**Problem details**
Please report every line from the material that contains the word "JSON".

Chart and figure data:
* * *

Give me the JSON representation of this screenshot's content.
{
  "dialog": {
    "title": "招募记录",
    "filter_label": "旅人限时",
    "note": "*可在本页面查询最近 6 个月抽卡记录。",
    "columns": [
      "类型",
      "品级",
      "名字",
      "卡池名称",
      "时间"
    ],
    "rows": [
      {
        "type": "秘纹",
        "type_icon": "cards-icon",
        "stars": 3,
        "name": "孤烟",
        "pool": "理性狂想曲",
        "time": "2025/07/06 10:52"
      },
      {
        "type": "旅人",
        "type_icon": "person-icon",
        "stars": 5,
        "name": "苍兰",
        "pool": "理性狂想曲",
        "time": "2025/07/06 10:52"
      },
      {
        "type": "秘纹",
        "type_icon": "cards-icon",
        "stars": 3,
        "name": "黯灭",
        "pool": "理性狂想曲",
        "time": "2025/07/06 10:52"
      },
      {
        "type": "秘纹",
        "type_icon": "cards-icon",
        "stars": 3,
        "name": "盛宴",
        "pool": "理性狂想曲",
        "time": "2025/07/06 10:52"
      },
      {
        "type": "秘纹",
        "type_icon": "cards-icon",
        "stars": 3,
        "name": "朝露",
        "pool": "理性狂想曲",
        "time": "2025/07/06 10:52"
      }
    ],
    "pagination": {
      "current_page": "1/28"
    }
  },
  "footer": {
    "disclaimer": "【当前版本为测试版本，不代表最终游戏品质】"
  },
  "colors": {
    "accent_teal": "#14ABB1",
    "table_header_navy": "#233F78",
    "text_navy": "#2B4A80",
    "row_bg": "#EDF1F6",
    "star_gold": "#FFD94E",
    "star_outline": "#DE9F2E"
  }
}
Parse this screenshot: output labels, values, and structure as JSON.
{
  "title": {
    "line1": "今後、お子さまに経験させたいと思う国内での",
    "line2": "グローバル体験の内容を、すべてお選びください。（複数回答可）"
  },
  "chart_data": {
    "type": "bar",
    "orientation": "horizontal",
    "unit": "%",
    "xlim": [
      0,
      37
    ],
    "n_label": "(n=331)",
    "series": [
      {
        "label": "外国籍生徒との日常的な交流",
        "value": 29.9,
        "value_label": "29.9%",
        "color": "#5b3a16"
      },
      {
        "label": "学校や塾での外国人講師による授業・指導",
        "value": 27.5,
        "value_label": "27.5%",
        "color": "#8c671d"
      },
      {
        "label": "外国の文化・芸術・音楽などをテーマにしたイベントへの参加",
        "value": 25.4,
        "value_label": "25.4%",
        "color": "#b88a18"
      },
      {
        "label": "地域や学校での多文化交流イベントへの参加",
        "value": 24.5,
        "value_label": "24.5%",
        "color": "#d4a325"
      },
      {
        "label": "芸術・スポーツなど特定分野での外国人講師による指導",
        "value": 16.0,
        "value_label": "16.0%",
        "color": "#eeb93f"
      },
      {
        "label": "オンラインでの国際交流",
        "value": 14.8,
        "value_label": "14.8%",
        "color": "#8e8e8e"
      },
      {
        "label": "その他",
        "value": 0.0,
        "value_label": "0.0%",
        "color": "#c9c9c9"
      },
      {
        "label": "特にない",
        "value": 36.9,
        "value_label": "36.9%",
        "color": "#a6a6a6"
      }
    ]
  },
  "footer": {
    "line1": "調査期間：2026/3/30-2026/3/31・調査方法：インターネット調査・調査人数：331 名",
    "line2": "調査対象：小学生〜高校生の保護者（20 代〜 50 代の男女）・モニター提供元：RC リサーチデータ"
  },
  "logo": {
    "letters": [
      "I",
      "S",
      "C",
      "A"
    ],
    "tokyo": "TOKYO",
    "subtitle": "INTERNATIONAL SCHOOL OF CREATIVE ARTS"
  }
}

* * *

**The answer**
Give me the JSON representation of this screenshot's content.
Parse this screenshot: output labels, values, and structure as JSON.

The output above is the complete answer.